## SET EXERCISE
Copy each line holding the string "page".

## MATERIAL SHOWN
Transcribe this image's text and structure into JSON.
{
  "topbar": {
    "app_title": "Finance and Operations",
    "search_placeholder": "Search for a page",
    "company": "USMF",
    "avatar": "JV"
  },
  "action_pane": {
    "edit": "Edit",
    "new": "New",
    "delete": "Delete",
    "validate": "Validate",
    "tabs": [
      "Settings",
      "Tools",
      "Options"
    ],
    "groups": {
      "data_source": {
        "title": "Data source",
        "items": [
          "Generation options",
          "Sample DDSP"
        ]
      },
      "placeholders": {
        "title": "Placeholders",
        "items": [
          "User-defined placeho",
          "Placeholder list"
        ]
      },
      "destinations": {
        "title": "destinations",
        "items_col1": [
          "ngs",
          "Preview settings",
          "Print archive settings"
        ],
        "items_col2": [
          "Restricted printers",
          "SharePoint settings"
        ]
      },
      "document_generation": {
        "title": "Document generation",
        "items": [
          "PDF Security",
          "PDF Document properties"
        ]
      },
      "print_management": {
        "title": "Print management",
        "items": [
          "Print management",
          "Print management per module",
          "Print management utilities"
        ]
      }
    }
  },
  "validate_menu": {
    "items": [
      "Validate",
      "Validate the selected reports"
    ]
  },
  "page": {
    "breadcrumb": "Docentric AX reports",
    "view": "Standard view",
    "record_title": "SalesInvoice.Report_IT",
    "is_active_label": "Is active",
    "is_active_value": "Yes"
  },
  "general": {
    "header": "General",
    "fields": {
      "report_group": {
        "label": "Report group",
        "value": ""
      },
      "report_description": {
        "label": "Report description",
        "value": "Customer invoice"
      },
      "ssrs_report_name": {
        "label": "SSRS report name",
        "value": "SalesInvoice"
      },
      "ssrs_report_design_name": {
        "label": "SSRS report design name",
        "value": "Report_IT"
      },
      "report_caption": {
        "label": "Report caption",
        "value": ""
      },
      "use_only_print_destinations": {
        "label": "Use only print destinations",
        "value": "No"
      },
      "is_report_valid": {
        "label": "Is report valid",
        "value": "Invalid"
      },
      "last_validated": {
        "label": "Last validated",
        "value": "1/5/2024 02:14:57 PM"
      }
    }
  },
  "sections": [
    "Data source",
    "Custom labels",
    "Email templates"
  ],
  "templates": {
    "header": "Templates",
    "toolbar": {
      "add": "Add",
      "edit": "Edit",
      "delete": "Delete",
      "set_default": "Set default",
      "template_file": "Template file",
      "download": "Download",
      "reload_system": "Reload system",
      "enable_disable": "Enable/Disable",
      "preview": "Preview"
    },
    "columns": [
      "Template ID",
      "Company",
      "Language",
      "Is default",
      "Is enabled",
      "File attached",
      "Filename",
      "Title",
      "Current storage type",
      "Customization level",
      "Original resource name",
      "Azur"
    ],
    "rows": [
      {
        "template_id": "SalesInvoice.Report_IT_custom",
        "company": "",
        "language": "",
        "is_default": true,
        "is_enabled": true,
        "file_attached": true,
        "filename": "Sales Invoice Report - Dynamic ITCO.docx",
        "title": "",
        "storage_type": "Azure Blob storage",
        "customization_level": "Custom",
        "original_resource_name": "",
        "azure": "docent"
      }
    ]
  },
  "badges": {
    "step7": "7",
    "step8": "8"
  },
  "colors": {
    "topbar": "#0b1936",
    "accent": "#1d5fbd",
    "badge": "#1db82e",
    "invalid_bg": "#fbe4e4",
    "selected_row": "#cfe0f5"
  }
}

## WRITTEN RESPONSE
    "search_placeholder": "Search for a page",
  "page": {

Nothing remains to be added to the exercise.